EXERCISE: Review the listing and copy each line that holds the word "أنبأ".

DATASET:
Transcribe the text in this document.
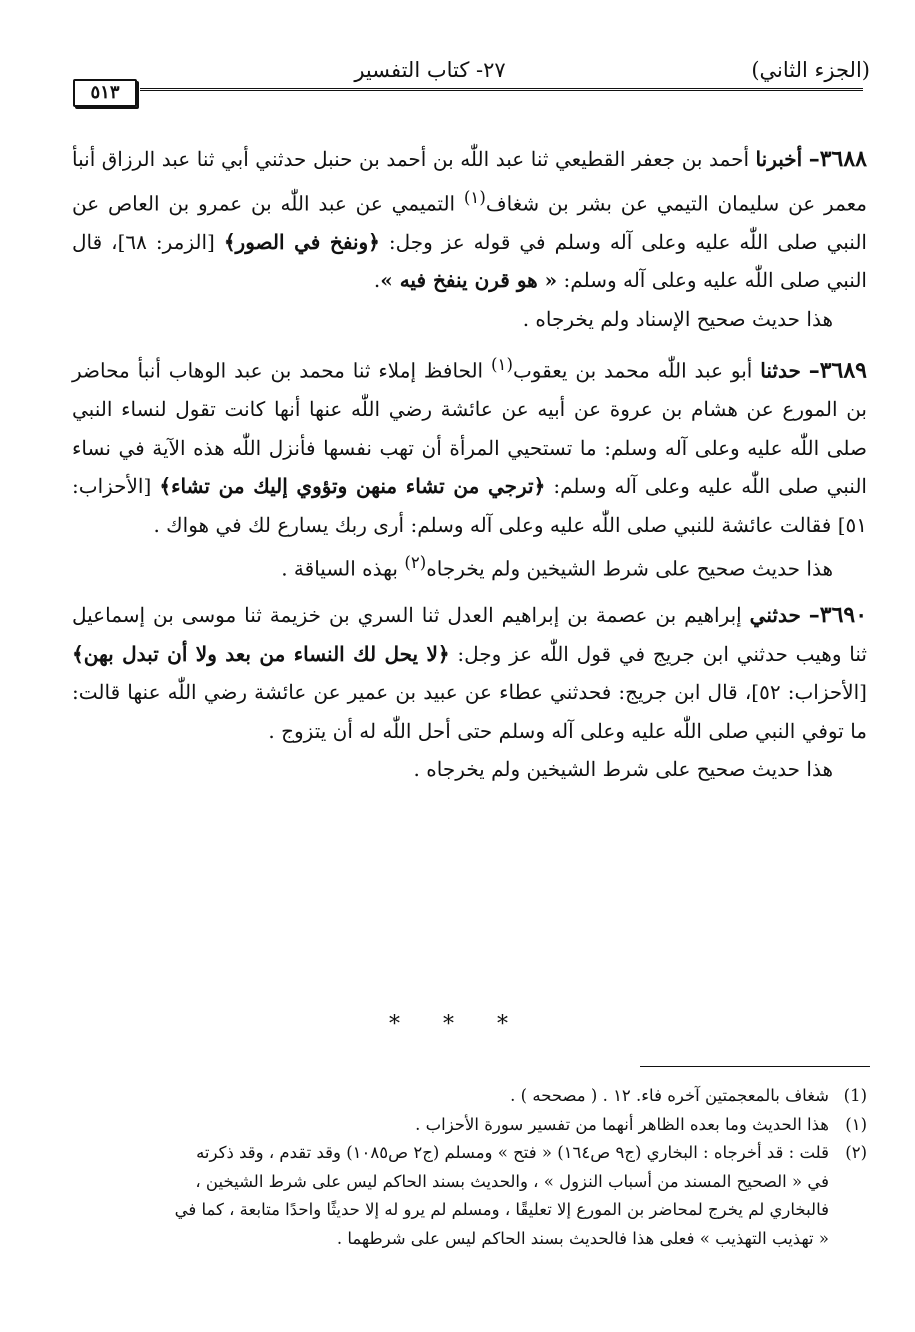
(الجزء الثاني)
٢٧- كتاب التفسير
٥١٣

٣٦٨٨– أخبرنا أحمد بن جعفر القطيعي ثنا عبد اللّٰه بن أحمد بن حنبل حدثني أبي ثنا عبد الرزاق أنبأ معمر عن سليمان التيمي عن بشر بن شغاف$^{(١)}$ التميمي عن عبد اللّٰه بن عمرو بن العاص عن النبي صلى اللّٰه عليه وعلى آله وسلم في قوله عز وجل: ﴿ونفخ في الصور﴾ [الزمر: ٦٨]، قال النبي صلى اللّٰه عليه وعلى آله وسلم: « هو قرن ينفخ فيه ».

هذا حديث صحيح الإسناد ولم يخرجاه .

٣٦٨٩– حدثنا أبو عبد اللّٰه محمد بن يعقوب$^{(١)}$ الحافظ إملاء ثنا محمد بن عبد الوهاب أنبأ محاضر بن المورع عن هشام بن عروة عن أبيه عن عائشة رضي اللّٰه عنها أنها كانت تقول لنساء النبي صلى اللّٰه عليه وعلى آله وسلم: ما تستحيي المرأة أن تهب نفسها فأنزل اللّٰه هذه الآية في نساء النبي صلى اللّٰه عليه وعلى آله وسلم: ﴿ترجي من تشاء منهن وتؤوي إليك من تشاء﴾ [الأحزاب: ٥١] فقالت عائشة للنبي صلى اللّٰه عليه وعلى آله وسلم: أرى ربك يسارع لك في هواك .

هذا حديث صحيح على شرط الشيخين ولم يخرجاه$^{(٢)}$ بهذه السياقة .

٣٦٩٠– حدثني إبراهيم بن عصمة بن إبراهيم العدل ثنا السري بن خزيمة ثنا موسى بن إسماعيل ثنا وهيب حدثني ابن جريج في قول اللّٰه عز وجل: ﴿لا يحل لك النساء من بعد ولا أن تبدل بهن﴾ [الأحزاب: ٥٢]، قال ابن جريج: فحدثني عطاء عن عبيد بن عمير عن عائشة رضي اللّٰه عنها قالت: ما توفي النبي صلى اللّٰه عليه وعلى آله وسلم حتى أحل اللّٰه له أن يتزوج .

هذا حديث صحيح على شرط الشيخين ولم يخرجاه .

* * *

(1)شغاف بالمعجمتين آخره فاء. ١٢ . ( مصححه ) .

(١)هذا الحديث وما بعده الظاهر أنهما من تفسير سورة الأحزاب .

(٢)قلت : قد أخرجاه : البخاري (ج٩ ص١٦٤) « فتح » ومسلم (ج٢ ص١٠٨٥) وقد تقدم ، وقد ذكرته

في « الصحيح المسند من أسباب النزول » ، والحديث بسند الحاكم ليس على شرط الشيخين ،

فالبخاري لم يخرج لمحاضر بن المورع إلا تعليقًا ، ومسلم لم يرو له إلا حديثًا واحدًا متابعة ، كما في

« تهذيب التهذيب » فعلى هذا فالحديث بسند الحاكم ليس على شرطهما .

RESULT:
٣٦٨٨– أخبرنا أحمد بن جعفر القطيعي ثنا عبد اللّٰه بن أحمد بن حنبل حدثني أبي ثنا عبد الرزاق أنبأ معمر عن سليمان التيمي عن بشر بن شغاف$^{(١)}$ التميمي عن عبد اللّٰه بن عمرو بن العاص عن النبي صلى اللّٰه عليه وعلى آله وسلم في قوله عز وجل: ﴿ونفخ في الصور﴾ [الزمر: ٦٨]، قال النبي صلى اللّٰه عليه وعلى آله وسلم: « هو قرن ينفخ فيه ».
٣٦٨٩– حدثنا أبو عبد اللّٰه محمد بن يعقوب$^{(١)}$ الحافظ إملاء ثنا محمد بن عبد الوهاب أنبأ محاضر بن المورع عن هشام بن عروة عن أبيه عن عائشة رضي اللّٰه عنها أنها كانت تقول لنساء النبي صلى اللّٰه عليه وعلى آله وسلم: ما تستحيي المرأة أن تهب نفسها فأنزل اللّٰه هذه الآية في نساء النبي صلى اللّٰه عليه وعلى آله وسلم: ﴿ترجي من تشاء منهن وتؤوي إليك من تشاء﴾ [الأحزاب: ٥١] فقالت عائشة للنبي صلى اللّٰه عليه وعلى آله وسلم: أرى ربك يسارع لك في هواك .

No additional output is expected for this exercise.